- _Working data_
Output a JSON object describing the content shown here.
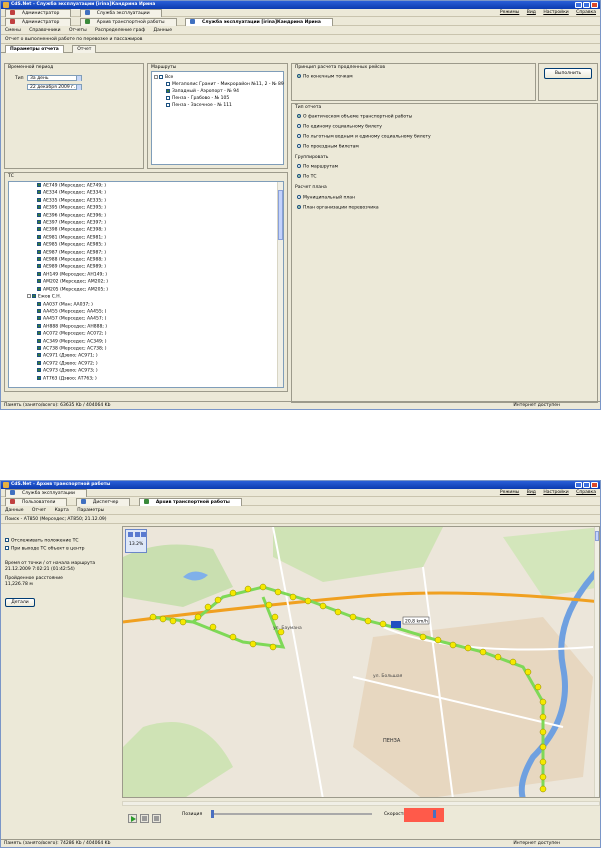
{
  "s1": {
    "title": "CdS.Net - Служба эксплуатации [irina]Кандрина Ирина",
    "toolbar": {
      "admin": "Администратор",
      "service": "Служба эксплуатации"
    },
    "right_menu": [
      "Режимы",
      "Вид",
      "Настройки",
      "Справка"
    ],
    "mdi_tabs": [
      "Администратор",
      "Архив транспортной работы",
      "Служба эксплуатации [irina]Кандрина Ирина"
    ],
    "menu": [
      "Смены",
      "Справочники",
      "Отчеты",
      "Распределение граф",
      "Данные"
    ],
    "report_title": "Отчет о выполненной работе по перевозке и пассажиров",
    "subtabs": [
      "Параметры отчета",
      "Отчет"
    ],
    "period": {
      "group": "Временной период",
      "type_label": "Тип",
      "type_value": "За день",
      "date_value": "22 декабря 2009 г."
    },
    "routes": {
      "group": "Маршруты",
      "root": "Все",
      "items": [
        {
          "label": "Мегаполис Гранит - Микрорайон №11, 2 - № 89",
          "checked": false
        },
        {
          "label": "Западный - Аэропорт - № 94",
          "checked": true
        },
        {
          "label": "Пенза - Грабово - № 105",
          "checked": false
        },
        {
          "label": "Пенза - Засечное - № 111",
          "checked": false
        }
      ]
    },
    "principle": {
      "group": "Принцип расчета продленных рейсов",
      "option": "По конечным точкам"
    },
    "execute_button": "Выполнить",
    "report_type": {
      "group": "Тип отчета",
      "options": [
        {
          "label": "О фактическом объеме транспортной работы",
          "on": true
        },
        {
          "label": "По единому социальному билету",
          "on": false
        },
        {
          "label": "По льготным водным и единому социальному билету",
          "on": false
        },
        {
          "label": "По проездным билетам",
          "on": false
        }
      ]
    },
    "grouping": {
      "group": "Группировать",
      "options": [
        {
          "label": "По маршрутам",
          "on": false
        },
        {
          "label": "По ТС",
          "on": true
        }
      ]
    },
    "plan": {
      "group": "Расчет плана",
      "options": [
        {
          "label": "Муниципальный план",
          "on": false
        },
        {
          "label": "План организации перевозчика",
          "on": true
        }
      ]
    },
    "ts": {
      "group": "ТС",
      "rows": [
        "АЕ749 (Мерседес; АЕ749; )",
        "АЕ334 (Мерседес; АЕ334; )",
        "АЕ335 (Мерседес; АЕ335; )",
        "АЕ395 (Мерседес; АЕ395; )",
        "АЕ396 (Мерседес; АЕ396; )",
        "АЕ397 (Мерседес; АЕ397; )",
        "АЕ398 (Мерседес; АЕ398; )",
        "АЕ981 (Мерседес; АЕ981; )",
        "АЕ985 (Мерседес; АЕ985; )",
        "АЕ987 (Мерседес; АЕ987; )",
        "АЕ988 (Мерседес; АЕ988; )",
        "АЕ989 (Мерседес; АЕ989; )",
        "АН149 (Мерседес; АН149; )",
        "АМ202 (Мерседес; АМ202; )",
        "АМ205 (Мерседес; АМ205; )"
      ],
      "owner": "Ежов С.Н.",
      "rows2": [
        "АА037 (Ман; АА037; )",
        "АА455 (Мерседес; АА455; )",
        "АА457 (Мерседес; АА457; )",
        "АН888 (Мерседес; АН888; )",
        "АС072 (Мерседес; АС072; )",
        "АС349 (Мерседес; АС349; )",
        "АС738 (Мерседес; АС738; )",
        "АС971 (Дэвоо; АС971; )",
        "АС972 (Дэвоо; АС972; )",
        "АС973 (Дэвоо; АС973; )",
        "АТ763 (Дэвоо; АТ763; )"
      ]
    },
    "status": {
      "memory": "Память (занято/всего): 63635 Kb / 404064 Kb",
      "internet": "Интернет доступен"
    }
  },
  "s2": {
    "title": "CdS.Net - Архив транспортной работы",
    "toolbar": {
      "service": "Служба эксплуатации"
    },
    "right_menu": [
      "Режимы",
      "Вид",
      "Настройки",
      "Справка"
    ],
    "mdi_tabs": [
      "Пользователи",
      "Диспетчер",
      "Архив транспортной работы"
    ],
    "menu": [
      "Данные",
      "Отчет",
      "Карта",
      "Параметры"
    ],
    "vehicle_line": "Поиск - АТ850 (Мерседес; АТ850; 21.12.09)",
    "options": [
      {
        "label": "Отслеживать положение ТС",
        "checked": false
      },
      {
        "label": "При выходе ТС объект в центр",
        "checked": false
      }
    ],
    "time_label": "Время от точки / от начала маршрута",
    "time_value": "21.12.2009 7:02:21 (01:42:54)",
    "distance_label": "Пройденное расстояние",
    "distance_value": "11,226.78 м",
    "details_button": "Детали",
    "zoom_label": "13.2%",
    "map_labels": {
      "street1": "ул. Баумана",
      "street2": "ул. Большая",
      "city": "ПЕНЗА",
      "dist": "20,8 km/h"
    },
    "position_label": "Позиция",
    "speed_label": "Скорость",
    "status": {
      "memory": "Память (занято/всего): 74286 Kb / 404064 Kb",
      "internet": "Интернет доступен"
    }
  }
}
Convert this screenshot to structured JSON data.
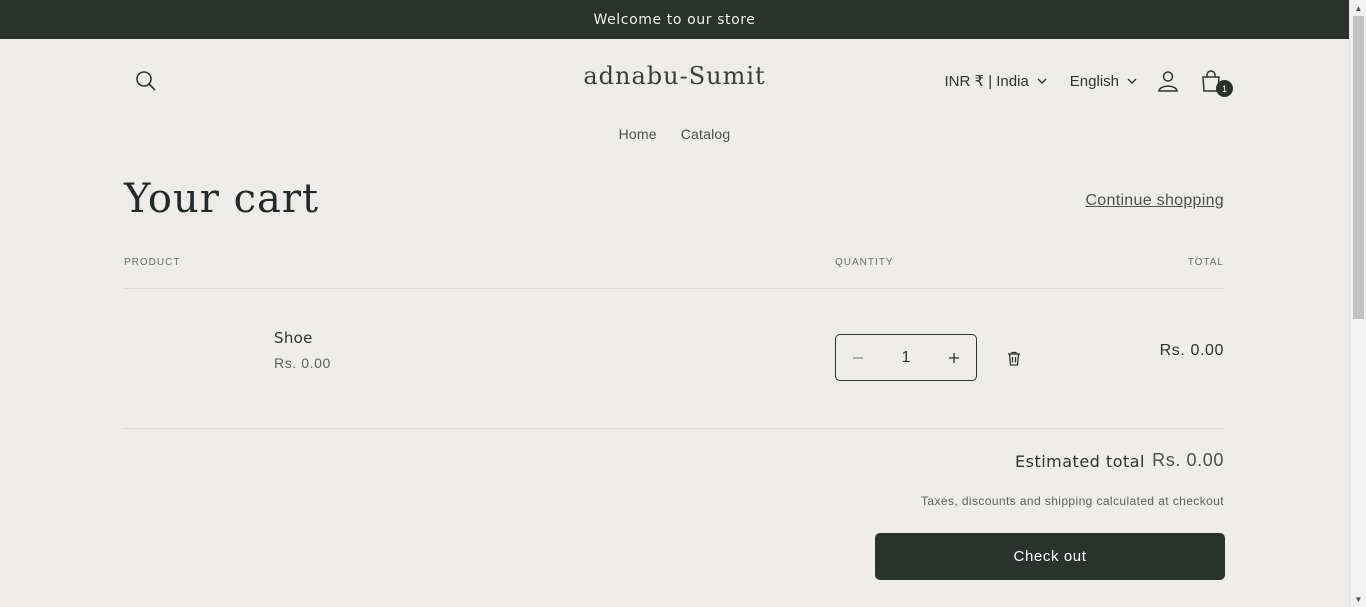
{
  "announcement": {
    "text": "Welcome to our store"
  },
  "header": {
    "logo": "adnabu-Sumit",
    "country_selector": "INR ₹ | India",
    "language_selector": "English",
    "cart_count": "1"
  },
  "nav": {
    "items": [
      "Home",
      "Catalog"
    ]
  },
  "cart": {
    "title": "Your cart",
    "continue_shopping": "Continue shopping",
    "columns": {
      "product": "PRODUCT",
      "quantity": "QUANTITY",
      "total": "TOTAL"
    },
    "items": [
      {
        "name": "Shoe",
        "price": "Rs. 0.00",
        "quantity": "1",
        "line_total": "Rs. 0.00"
      }
    ],
    "estimated_total_label": "Estimated total",
    "estimated_total_value": "Rs. 0.00",
    "tax_note": "Taxes, discounts and shipping calculated at checkout",
    "checkout_label": "Check out"
  },
  "icons": [
    "search-icon",
    "chevron-down-icon",
    "account-icon",
    "cart-icon",
    "minus-icon",
    "plus-icon",
    "trash-icon"
  ],
  "colors": {
    "dark": "#2b312d",
    "background": "#efedea"
  }
}
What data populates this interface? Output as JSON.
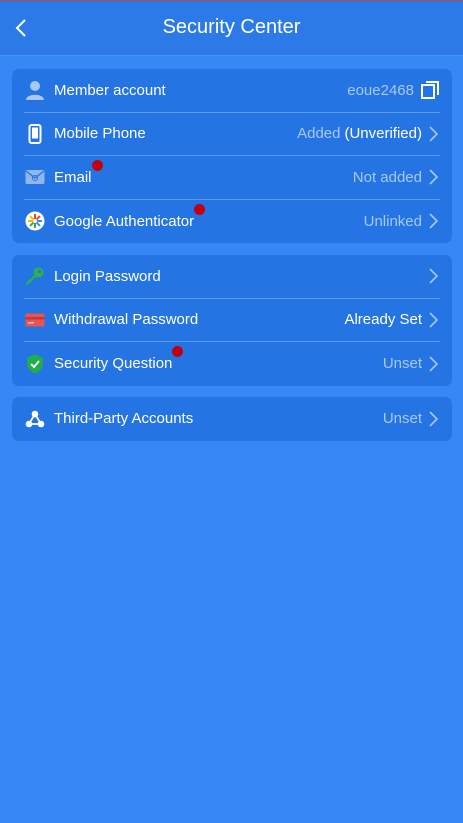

- _Set exercise_
Return the full material word for word. Do not include the pictures.

- _Correct result_
Output a JSON object describing the content shown here.
{
  "s1": {
    "title": "CdS.Net - Служба эксплуатации [irina]Кандрина Ирина",
    "toolbar": {
      "admin": "Администратор",
      "service": "Служба эксплуатации"
    },
    "right_menu": [
      "Режимы",
      "Вид",
      "Настройки",
      "Справка"
    ],
    "mdi_tabs": [
      "Администратор",
      "Архив транспортной работы",
      "Служба эксплуатации [irina]Кандрина Ирина"
    ],
    "menu": [
      "Смены",
      "Справочники",
      "Отчеты",
      "Распределение граф",
      "Данные"
    ],
    "report_title": "Отчет о выполненной работе по перевозке и пассажиров",
    "subtabs": [
      "Параметры отчета",
      "Отчет"
    ],
    "period": {
      "group": "Временной период",
      "type_label": "Тип",
      "type_value": "За день",
      "date_value": "22 декабря 2009 г."
    },
    "routes": {
      "group": "Маршруты",
      "root": "Все",
      "items": [
        {
          "label": "Мегаполис Гранит - Микрорайон №11, 2 - № 89",
          "checked": false
        },
        {
          "label": "Западный - Аэропорт - № 94",
          "checked": true
        },
        {
          "label": "Пенза - Грабово - № 105",
          "checked": false
        },
        {
          "label": "Пенза - Засечное - № 111",
          "checked": false
        }
      ]
    },
    "principle": {
      "group": "Принцип расчета продленных рейсов",
      "option": "По конечным точкам"
    },
    "execute_button": "Выполнить",
    "report_type": {
      "group": "Тип отчета",
      "options": [
        {
          "label": "О фактическом объеме транспортной работы",
          "on": true
        },
        {
          "label": "По единому социальному билету",
          "on": false
        },
        {
          "label": "По льготным водным и единому социальному билету",
          "on": false
        },
        {
          "label": "По проездным билетам",
          "on": false
        }
      ]
    },
    "grouping": {
      "group": "Группировать",
      "options": [
        {
          "label": "По маршрутам",
          "on": false
        },
        {
          "label": "По ТС",
          "on": true
        }
      ]
    },
    "plan": {
      "group": "Расчет плана",
      "options": [
        {
          "label": "Муниципальный план",
          "on": false
        },
        {
          "label": "План организации перевозчика",
          "on": true
        }
      ]
    },
    "ts": {
      "group": "ТС",
      "rows": [
        "АЕ749 (Мерседес; АЕ749; )",
        "АЕ334 (Мерседес; АЕ334; )",
        "АЕ335 (Мерседес; АЕ335; )",
        "АЕ395 (Мерседес; АЕ395; )",
        "АЕ396 (Мерседес; АЕ396; )",
        "АЕ397 (Мерседес; АЕ397; )",
        "АЕ398 (Мерседес; АЕ398; )",
        "АЕ981 (Мерседес; АЕ981; )",
        "АЕ985 (Мерседес; АЕ985; )",
        "АЕ987 (Мерседес; АЕ987; )",
        "АЕ988 (Мерседес; АЕ988; )",
        "АЕ989 (Мерседес; АЕ989; )",
        "АН149 (Мерседес; АН149; )",
        "АМ202 (Мерседес; АМ202; )",
        "АМ205 (Мерседес; АМ205; )"
      ],
      "owner": "Ежов С.Н.",
      "rows2": [
        "АА037 (Ман; АА037; )",
        "АА455 (Мерседес; АА455; )",
        "АА457 (Мерседес; АА457; )",
        "АН888 (Мерседес; АН888; )",
        "АС072 (Мерседес; АС072; )",
        "АС349 (Мерседес; АС349; )",
        "АС738 (Мерседес; АС738; )",
        "АС971 (Дэвоо; АС971; )",
        "АС972 (Дэвоо; АС972; )",
        "АС973 (Дэвоо; АС973; )",
        "АТ763 (Дэвоо; АТ763; )"
      ]
    },
    "status": {
      "memory": "Память (занято/всего): 63635 Kb / 404064 Kb",
      "internet": "Интернет доступен"
    }
  },
  "s2": {
    "title": "CdS.Net - Архив транспортной работы",
    "toolbar": {
      "service": "Служба эксплуатации"
    },
    "right_menu": [
      "Режимы",
      "Вид",
      "Настройки",
      "Справка"
    ],
    "mdi_tabs": [
      "Пользователи",
      "Диспетчер",
      "Архив транспортной работы"
    ],
    "menu": [
      "Данные",
      "Отчет",
      "Карта",
      "Параметры"
    ],
    "vehicle_line": "Поиск - АТ850 (Мерседес; АТ850; 21.12.09)",
    "options": [
      {
        "label": "Отслеживать положение ТС",
        "checked": false
      },
      {
        "label": "При выходе ТС объект в центр",
        "checked": false
      }
    ],
    "time_label": "Время от точки / от начала маршрута",
    "time_value": "21.12.2009 7:02:21 (01:42:54)",
    "distance_label": "Пройденное расстояние",
    "distance_value": "11,226.78 м",
    "details_button": "Детали",
    "zoom_label": "13.2%",
    "map_labels": {
      "street1": "ул. Баумана",
      "street2": "ул. Большая",
      "city": "ПЕНЗА",
      "dist": "20,8 km/h"
    },
    "position_label": "Позиция",
    "speed_label": "Скорость",
    "status": {
      "memory": "Память (занято/всего): 74286 Kb / 404064 Kb",
      "internet": "Интернет доступен"
    }
  }
}
Convert this screenshot to structured JSON data.
{
  "announcement": {
    "text": "Welcome to our store"
  },
  "header": {
    "logo": "adnabu-Sumit",
    "country_selector": "INR ₹ | India",
    "language_selector": "English",
    "cart_count": "1"
  },
  "nav": {
    "items": [
      "Home",
      "Catalog"
    ]
  },
  "cart": {
    "title": "Your cart",
    "continue_shopping": "Continue shopping",
    "columns": {
      "product": "PRODUCT",
      "quantity": "QUANTITY",
      "total": "TOTAL"
    },
    "items": [
      {
        "name": "Shoe",
        "price": "Rs. 0.00",
        "quantity": "1",
        "line_total": "Rs. 0.00"
      }
    ],
    "estimated_total_label": "Estimated total",
    "estimated_total_value": "Rs. 0.00",
    "tax_note": "Taxes, discounts and shipping calculated at checkout",
    "checkout_label": "Check out"
  },
  "icons": [
    "search-icon",
    "chevron-down-icon",
    "account-icon",
    "cart-icon",
    "minus-icon",
    "plus-icon",
    "trash-icon"
  ],
  "colors": {
    "dark": "#2b312d",
    "background": "#efedea"
  }
}
What data populates this interface? Output as JSON.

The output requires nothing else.